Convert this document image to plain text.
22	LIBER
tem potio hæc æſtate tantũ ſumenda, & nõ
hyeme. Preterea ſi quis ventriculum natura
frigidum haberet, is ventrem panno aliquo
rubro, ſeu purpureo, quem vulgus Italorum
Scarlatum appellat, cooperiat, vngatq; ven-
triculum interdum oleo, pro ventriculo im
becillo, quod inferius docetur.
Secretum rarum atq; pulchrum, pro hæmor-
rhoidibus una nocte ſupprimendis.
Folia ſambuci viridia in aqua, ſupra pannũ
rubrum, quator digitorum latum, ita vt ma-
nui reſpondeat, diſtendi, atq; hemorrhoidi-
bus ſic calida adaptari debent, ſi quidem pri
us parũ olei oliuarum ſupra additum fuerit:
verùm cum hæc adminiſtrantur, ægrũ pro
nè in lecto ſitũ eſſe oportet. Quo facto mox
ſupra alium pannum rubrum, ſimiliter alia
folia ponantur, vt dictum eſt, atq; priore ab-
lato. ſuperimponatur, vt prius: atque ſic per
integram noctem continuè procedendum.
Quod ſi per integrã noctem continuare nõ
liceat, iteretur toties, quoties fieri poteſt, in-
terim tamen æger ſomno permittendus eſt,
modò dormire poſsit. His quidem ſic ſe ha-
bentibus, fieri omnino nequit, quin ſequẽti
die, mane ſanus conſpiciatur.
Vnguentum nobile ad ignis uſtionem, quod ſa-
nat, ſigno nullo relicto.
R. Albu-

- [Short task]: Each entry above is to be quoted exactly.

- [Solved problem]:
Convert this document image to plain text.
22	LIBER
tem potio hæc æſtate tantũ ſumenda, & nõ
hyeme. Preterea ſi quis ventriculum natura
frigidum haberet, is ventrem panno aliquo
rubro, ſeu purpureo, quem vulgus Italorum
Scarlatum appellat, cooperiat, vngatq; ven-
triculum interdum oleo, pro ventriculo im
becillo, quod inferius docetur.
Secretum rarum atq; pulchrum, pro hæmor-
rhoidibus una nocte ſupprimendis.
Folia ſambuci viridia in aqua, ſupra pannũ
rubrum, quator digitorum latum, ita vt ma-
nui reſpondeat, diſtendi, atq; hemorrhoidi-
bus ſic calida adaptari debent, ſi quidem pri
us parũ olei oliuarum ſupra additum fuerit:
verùm cum hæc adminiſtrantur, ægrũ pro
nè in lecto ſitũ eſſe oportet. Quo facto mox
ſupra alium pannum rubrum, ſimiliter alia
folia ponantur, vt dictum eſt, atq; priore ab-
lato. ſuperimponatur, vt prius: atque ſic per
integram noctem continuè procedendum.
Quod ſi per integrã noctem continuare nõ
liceat, iteretur toties, quoties fieri poteſt, in-
terim tamen æger ſomno permittendus eſt,
modò dormire poſsit. His quidem ſic ſe ha-
bentibus, fieri omnino nequit, quin ſequẽti
die, mane ſanus conſpiciatur.
Vnguentum nobile ad ignis uſtionem, quod ſa-
nat, ſigno nullo relicto.
R. Albu-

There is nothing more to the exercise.